PROBLEM DESCRIPTION = Copy each line below in which the string "small" occurs.
----
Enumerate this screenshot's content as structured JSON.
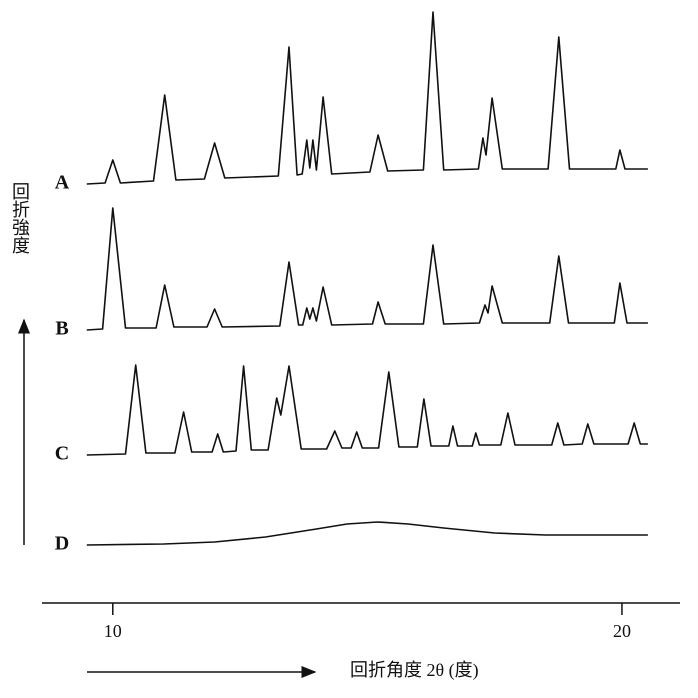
{
  "chart_data": {
    "type": "line",
    "x_label": "回折角度 2θ (度)",
    "y_label": "回折強度",
    "xlim": [
      8.61,
      21.14
    ],
    "xticks": [
      10,
      20
    ],
    "color": "#111111",
    "series": [
      {
        "name": "A",
        "x": [
          9.49,
          9.85,
          10.0,
          10.15,
          10.8,
          11.02,
          11.24,
          11.8,
          12.0,
          12.2,
          13.25,
          13.46,
          13.62,
          13.72,
          13.81,
          13.87,
          13.93,
          14.0,
          14.13,
          14.3,
          15.05,
          15.21,
          15.4,
          16.1,
          16.29,
          16.5,
          17.18,
          17.27,
          17.33,
          17.45,
          17.65,
          18.55,
          18.76,
          18.97,
          19.88,
          19.96,
          20.06,
          20.51
        ],
        "values": [
          6,
          7,
          30,
          7,
          9,
          95,
          10,
          11,
          47,
          12,
          14,
          143,
          15,
          16,
          50,
          22,
          50,
          20,
          93,
          16,
          18,
          55,
          19,
          20,
          178,
          20,
          21,
          52,
          35,
          92,
          21,
          21,
          153,
          21,
          21,
          40,
          21,
          21
        ]
      },
      {
        "name": "B",
        "x": [
          9.49,
          9.8,
          10.0,
          10.25,
          10.85,
          11.02,
          11.2,
          11.85,
          12.0,
          12.15,
          13.28,
          13.46,
          13.65,
          13.73,
          13.81,
          13.87,
          13.93,
          14.0,
          14.13,
          14.3,
          15.1,
          15.21,
          15.35,
          16.1,
          16.29,
          16.5,
          17.2,
          17.31,
          17.37,
          17.45,
          17.65,
          18.58,
          18.76,
          18.95,
          19.85,
          19.96,
          20.1,
          20.51
        ],
        "values": [
          5,
          6,
          127,
          7,
          7,
          50,
          8,
          8,
          26,
          8,
          9,
          73,
          10,
          10,
          27,
          16,
          27,
          14,
          48,
          10,
          11,
          33,
          11,
          11,
          90,
          11,
          12,
          30,
          22,
          49,
          12,
          12,
          79,
          12,
          12,
          52,
          12,
          12
        ]
      },
      {
        "name": "C",
        "x": [
          9.49,
          10.25,
          10.45,
          10.65,
          11.22,
          11.39,
          11.55,
          11.95,
          12.06,
          12.17,
          12.42,
          12.57,
          12.72,
          13.05,
          13.22,
          13.3,
          13.46,
          13.7,
          14.2,
          14.36,
          14.5,
          14.68,
          14.79,
          14.9,
          15.22,
          15.42,
          15.62,
          15.98,
          16.11,
          16.25,
          16.6,
          16.68,
          16.77,
          17.06,
          17.13,
          17.2,
          17.62,
          17.76,
          17.9,
          18.62,
          18.74,
          18.86,
          19.22,
          19.33,
          19.45,
          20.12,
          20.24,
          20.36,
          20.51
        ],
        "values": [
          5,
          6,
          95,
          7,
          7,
          48,
          8,
          8,
          26,
          8,
          9,
          94,
          10,
          10,
          62,
          45,
          94,
          11,
          11,
          29,
          12,
          12,
          28,
          12,
          12,
          88,
          13,
          13,
          61,
          14,
          14,
          34,
          14,
          14,
          27,
          15,
          15,
          47,
          15,
          15,
          37,
          15,
          16,
          36,
          16,
          16,
          37,
          16,
          16
        ]
      },
      {
        "name": "D",
        "x": [
          9.49,
          11,
          12,
          13,
          14,
          14.6,
          15.2,
          15.8,
          16.5,
          17.5,
          18.5,
          19.5,
          20.51
        ],
        "values": [
          5,
          6,
          8,
          13,
          21,
          26,
          28,
          26,
          22,
          17,
          15,
          15,
          15
        ]
      }
    ]
  }
}
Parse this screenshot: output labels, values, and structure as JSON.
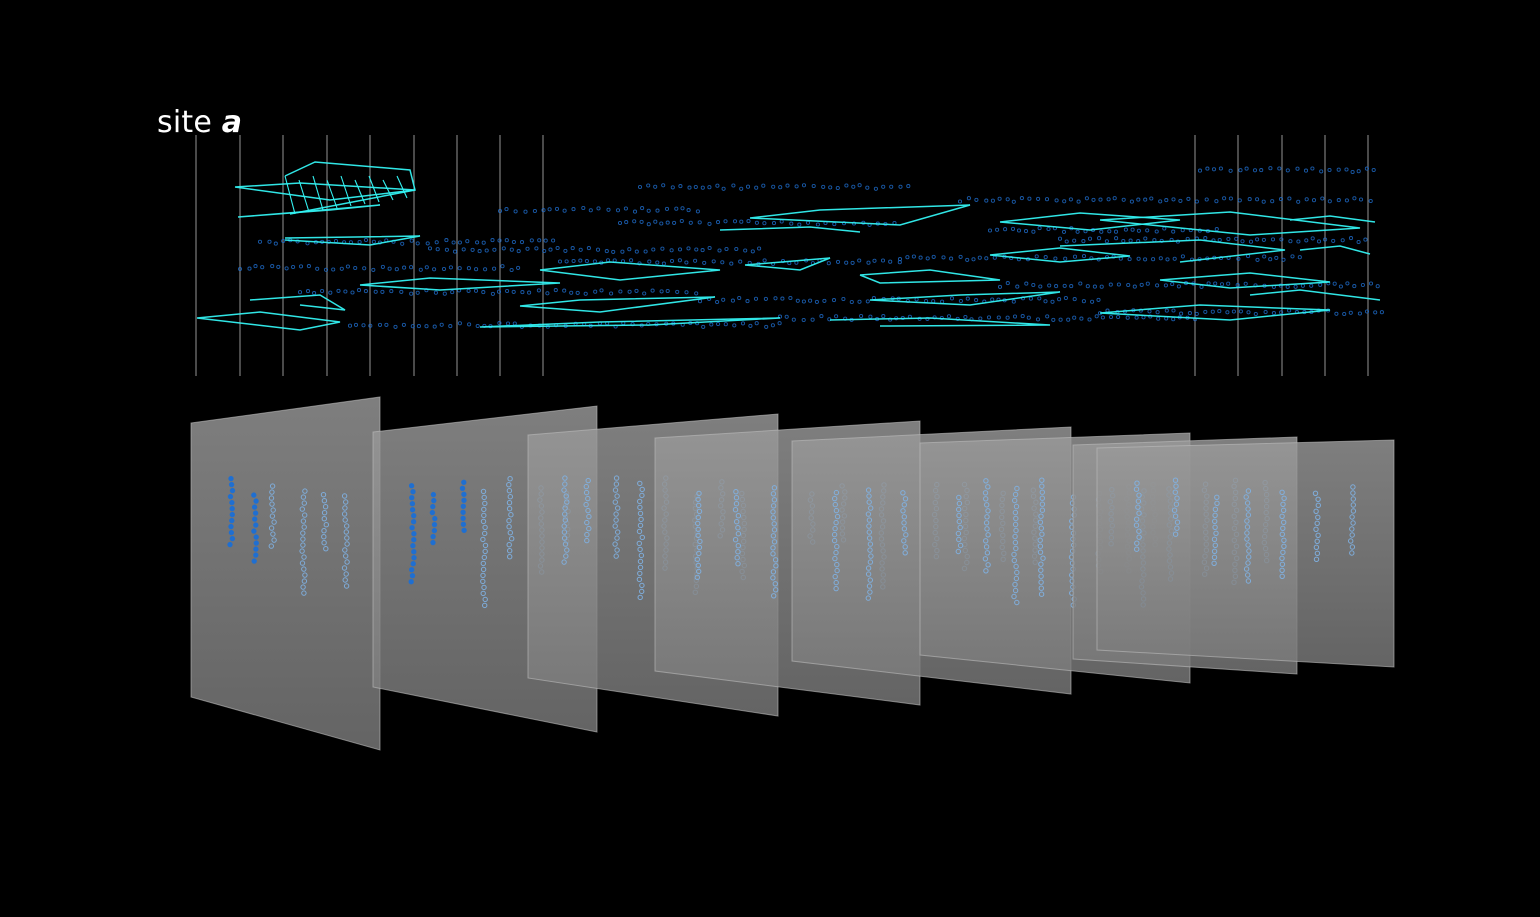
{
  "title": {
    "prefix": "site",
    "emphasis": "a"
  },
  "colors": {
    "background": "#000000",
    "title_text": "#ffffff",
    "trajectory": "#33f2f2",
    "point": "#1f6fd1",
    "point_light": "#7fb3e6",
    "frame_fill": "#8d8d8d",
    "frame_edge": "#bdbdbd",
    "guide_line": "#d9d9d9"
  },
  "upper_panel": {
    "description_visible": false,
    "guide_line_count_left": 9,
    "guide_line_count_right": 5
  },
  "lower_panel": {
    "frame_count": 8
  }
}
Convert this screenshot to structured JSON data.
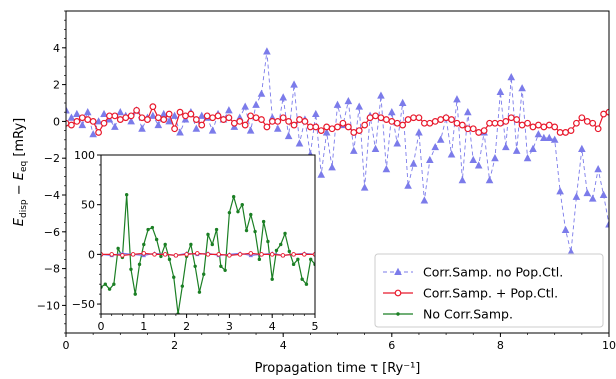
{
  "chart_data": [
    {
      "type": "line",
      "title": "",
      "xlabel": "Propagation time τ [Ry⁻¹]",
      "ylabel": "E_disp − E_eq [mRy]",
      "ylabel_parts": {
        "e1": "E",
        "s1": "disp",
        "minus": " − ",
        "e2": "E",
        "s2": "eq",
        "unit": " [mRy]"
      },
      "xlim": [
        0,
        10
      ],
      "ylim": [
        -11.5,
        6
      ],
      "xticks": [
        0,
        2,
        4,
        6,
        8,
        10
      ],
      "xtick_labels": [
        "0",
        "2",
        "4",
        "6",
        "8",
        "10"
      ],
      "yticks": [
        -10,
        -8,
        -6,
        -4,
        -2,
        0,
        2,
        4
      ],
      "ytick_labels": [
        "−10",
        "−8",
        "−6",
        "−4",
        "−2",
        "0",
        "2",
        "4"
      ],
      "grid": false,
      "legend_position": "bottom-right",
      "series": [
        {
          "name": "Corr.Samp. no Pop.Ctl.",
          "color": "#7b7bea",
          "style": "dashed",
          "marker": "triangle",
          "x": [
            0.0,
            0.1,
            0.2,
            0.3,
            0.4,
            0.5,
            0.6,
            0.7,
            0.8,
            0.9,
            1.0,
            1.1,
            1.2,
            1.3,
            1.4,
            1.5,
            1.6,
            1.7,
            1.8,
            1.9,
            2.0,
            2.1,
            2.2,
            2.3,
            2.4,
            2.5,
            2.6,
            2.7,
            2.8,
            2.9,
            3.0,
            3.1,
            3.2,
            3.3,
            3.4,
            3.5,
            3.6,
            3.7,
            3.8,
            3.9,
            4.0,
            4.1,
            4.2,
            4.3,
            4.4,
            4.5,
            4.6,
            4.7,
            4.8,
            4.9,
            5.0,
            5.1,
            5.2,
            5.3,
            5.4,
            5.5,
            5.6,
            5.7,
            5.8,
            5.9,
            6.0,
            6.1,
            6.2,
            6.3,
            6.4,
            6.5,
            6.6,
            6.7,
            6.8,
            6.9,
            7.0,
            7.1,
            7.2,
            7.3,
            7.4,
            7.5,
            7.6,
            7.7,
            7.8,
            7.9,
            8.0,
            8.1,
            8.2,
            8.3,
            8.4,
            8.5,
            8.6,
            8.7,
            8.8,
            8.9,
            9.0,
            9.1,
            9.2,
            9.3,
            9.4,
            9.5,
            9.6,
            9.7,
            9.8,
            9.9,
            10.0
          ],
          "y": [
            0.6,
            0.2,
            0.4,
            -0.2,
            0.5,
            -0.7,
            0.0,
            0.4,
            0.1,
            -0.3,
            0.5,
            0.3,
            0.0,
            0.6,
            -0.4,
            0.2,
            0.3,
            -0.2,
            0.4,
            0.0,
            0.3,
            -0.6,
            0.1,
            0.5,
            -0.4,
            0.3,
            0.2,
            -0.5,
            0.4,
            0.1,
            0.6,
            -0.3,
            0.2,
            0.8,
            -0.5,
            0.9,
            1.5,
            3.8,
            0.2,
            -0.4,
            1.3,
            -0.8,
            2.0,
            -1.2,
            0.1,
            -1.8,
            0.4,
            -2.9,
            -0.6,
            -2.5,
            0.9,
            -0.2,
            1.1,
            -1.6,
            0.8,
            -3.6,
            0.3,
            -1.5,
            1.4,
            -2.6,
            0.5,
            -1.2,
            1.0,
            -3.5,
            -2.3,
            -0.6,
            -4.3,
            -2.1,
            -1.4,
            -1.0,
            0.2,
            -1.8,
            1.2,
            -3.2,
            0.5,
            -2.1,
            -2.4,
            -0.6,
            -3.2,
            -2.0,
            1.6,
            -1.4,
            2.4,
            -1.6,
            1.8,
            -2.0,
            -1.5,
            -0.7,
            -0.9,
            -0.9,
            -1.0,
            -3.8,
            -5.9,
            -7.1,
            -4.1,
            -1.5,
            -3.9,
            -4.2,
            -2.6,
            -4.0,
            -5.6
          ]
        },
        {
          "name": "Corr.Samp. + Pop.Ctl.",
          "color": "#e8192c",
          "style": "solid",
          "marker": "circle-open",
          "x": [
            0.0,
            0.1,
            0.2,
            0.3,
            0.4,
            0.5,
            0.6,
            0.7,
            0.8,
            0.9,
            1.0,
            1.1,
            1.2,
            1.3,
            1.4,
            1.5,
            1.6,
            1.7,
            1.8,
            1.9,
            2.0,
            2.1,
            2.2,
            2.3,
            2.4,
            2.5,
            2.6,
            2.7,
            2.8,
            2.9,
            3.0,
            3.1,
            3.2,
            3.3,
            3.4,
            3.5,
            3.6,
            3.7,
            3.8,
            3.9,
            4.0,
            4.1,
            4.2,
            4.3,
            4.4,
            4.5,
            4.6,
            4.7,
            4.8,
            4.9,
            5.0,
            5.1,
            5.2,
            5.3,
            5.4,
            5.5,
            5.6,
            5.7,
            5.8,
            5.9,
            6.0,
            6.1,
            6.2,
            6.3,
            6.4,
            6.5,
            6.6,
            6.7,
            6.8,
            6.9,
            7.0,
            7.1,
            7.2,
            7.3,
            7.4,
            7.5,
            7.6,
            7.7,
            7.8,
            7.9,
            8.0,
            8.1,
            8.2,
            8.3,
            8.4,
            8.5,
            8.6,
            8.7,
            8.8,
            8.9,
            9.0,
            9.1,
            9.2,
            9.3,
            9.4,
            9.5,
            9.6,
            9.7,
            9.8,
            9.9,
            10.0
          ],
          "y": [
            -0.1,
            -0.2,
            0.0,
            0.2,
            0.1,
            0.0,
            -0.6,
            -0.1,
            0.3,
            0.3,
            0.1,
            0.2,
            0.3,
            0.6,
            0.2,
            0.1,
            0.8,
            0.2,
            0.1,
            0.4,
            -0.4,
            0.5,
            0.3,
            0.4,
            0.1,
            -0.2,
            0.3,
            0.2,
            0.3,
            0.1,
            0.2,
            -0.1,
            0.0,
            -0.2,
            0.3,
            0.2,
            0.1,
            -0.3,
            0.0,
            0.0,
            0.2,
            0.0,
            -0.2,
            0.1,
            0.0,
            -0.3,
            -0.3,
            -0.5,
            -0.3,
            -0.4,
            -0.3,
            -0.1,
            -0.3,
            -0.6,
            -0.5,
            -0.2,
            0.2,
            0.3,
            0.2,
            0.1,
            0.0,
            -0.1,
            -0.2,
            0.1,
            0.2,
            0.2,
            -0.1,
            -0.1,
            0.0,
            0.1,
            0.2,
            0.1,
            -0.1,
            -0.2,
            -0.4,
            -0.4,
            -0.6,
            -0.5,
            -0.1,
            -0.1,
            -0.1,
            0.0,
            0.2,
            0.1,
            -0.2,
            -0.1,
            -0.3,
            -0.2,
            -0.3,
            -0.2,
            -0.3,
            -0.6,
            -0.6,
            -0.5,
            -0.1,
            0.2,
            0.0,
            -0.1,
            -0.4,
            0.4,
            0.5
          ]
        }
      ]
    },
    {
      "type": "line",
      "title": "",
      "xlabel": "",
      "ylabel": "",
      "xlim": [
        0,
        5
      ],
      "ylim": [
        -60,
        100
      ],
      "xticks": [
        0,
        1,
        2,
        3,
        4,
        5
      ],
      "xtick_labels": [
        "0",
        "1",
        "2",
        "3",
        "4",
        "5"
      ],
      "yticks": [
        -50,
        0,
        50,
        100
      ],
      "ytick_labels": [
        "−50",
        "0",
        "50",
        "100"
      ],
      "grid": false,
      "series": [
        {
          "name": "No Corr.Samp.",
          "color": "#1b7f24",
          "style": "solid",
          "marker": "dot",
          "x": [
            0.0,
            0.1,
            0.2,
            0.3,
            0.4,
            0.5,
            0.6,
            0.7,
            0.8,
            0.9,
            1.0,
            1.1,
            1.2,
            1.3,
            1.4,
            1.5,
            1.6,
            1.7,
            1.8,
            1.9,
            2.0,
            2.1,
            2.2,
            2.3,
            2.4,
            2.5,
            2.6,
            2.7,
            2.8,
            2.9,
            3.0,
            3.1,
            3.2,
            3.3,
            3.4,
            3.5,
            3.6,
            3.7,
            3.8,
            3.9,
            4.0,
            4.1,
            4.2,
            4.3,
            4.4,
            4.5,
            4.6,
            4.7,
            4.8,
            4.9,
            5.0
          ],
          "y": [
            -33,
            -30,
            -35,
            -30,
            6,
            -3,
            60,
            -15,
            -40,
            -10,
            10,
            25,
            27,
            15,
            -2,
            10,
            -5,
            -23,
            -60,
            -32,
            -2,
            10,
            -12,
            -38,
            -20,
            20,
            10,
            25,
            -12,
            -16,
            42,
            58,
            43,
            50,
            24,
            40,
            23,
            -5,
            33,
            13,
            -25,
            4,
            10,
            21,
            3,
            -10,
            -5,
            -25,
            -30,
            -5,
            -10
          ]
        },
        {
          "name": "",
          "color": "#7b7bea",
          "style": "solid",
          "marker": "small-triangle",
          "x": [
            0.0,
            0.25,
            0.5,
            0.75,
            1.0,
            1.25,
            1.5,
            1.75,
            2.0,
            2.25,
            2.5,
            2.75,
            3.0,
            3.25,
            3.5,
            3.75,
            4.0,
            4.25,
            4.5,
            4.75,
            5.0
          ],
          "y": [
            0,
            -1,
            1,
            0,
            -1,
            1,
            0,
            -1,
            1,
            0,
            1,
            -1,
            0,
            1,
            -1,
            0,
            1,
            -1,
            0,
            1,
            0
          ]
        },
        {
          "name": "",
          "color": "#e8192c",
          "style": "solid",
          "marker": "small-circle",
          "x": [
            0.0,
            0.25,
            0.5,
            0.75,
            1.0,
            1.25,
            1.5,
            1.75,
            2.0,
            2.25,
            2.5,
            2.75,
            3.0,
            3.25,
            3.5,
            3.75,
            4.0,
            4.25,
            4.5,
            4.75,
            5.0
          ],
          "y": [
            0,
            0,
            -1,
            0,
            1,
            0,
            0,
            -1,
            0,
            1,
            0,
            0,
            -1,
            0,
            1,
            0,
            0,
            -1,
            0,
            0,
            0
          ]
        }
      ]
    }
  ],
  "legend": {
    "items": [
      {
        "label": "Corr.Samp. no Pop.Ctl.",
        "color": "#7b7bea",
        "style": "dashed",
        "marker": "triangle"
      },
      {
        "label": "Corr.Samp. + Pop.Ctl.",
        "color": "#e8192c",
        "style": "solid",
        "marker": "circle-open"
      },
      {
        "label": "No Corr.Samp.",
        "color": "#1b7f24",
        "style": "solid",
        "marker": "dot"
      }
    ]
  }
}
----
ANSWER TO THE TASK =
          "marker": "small-triangle",
          "marker": "small-circle",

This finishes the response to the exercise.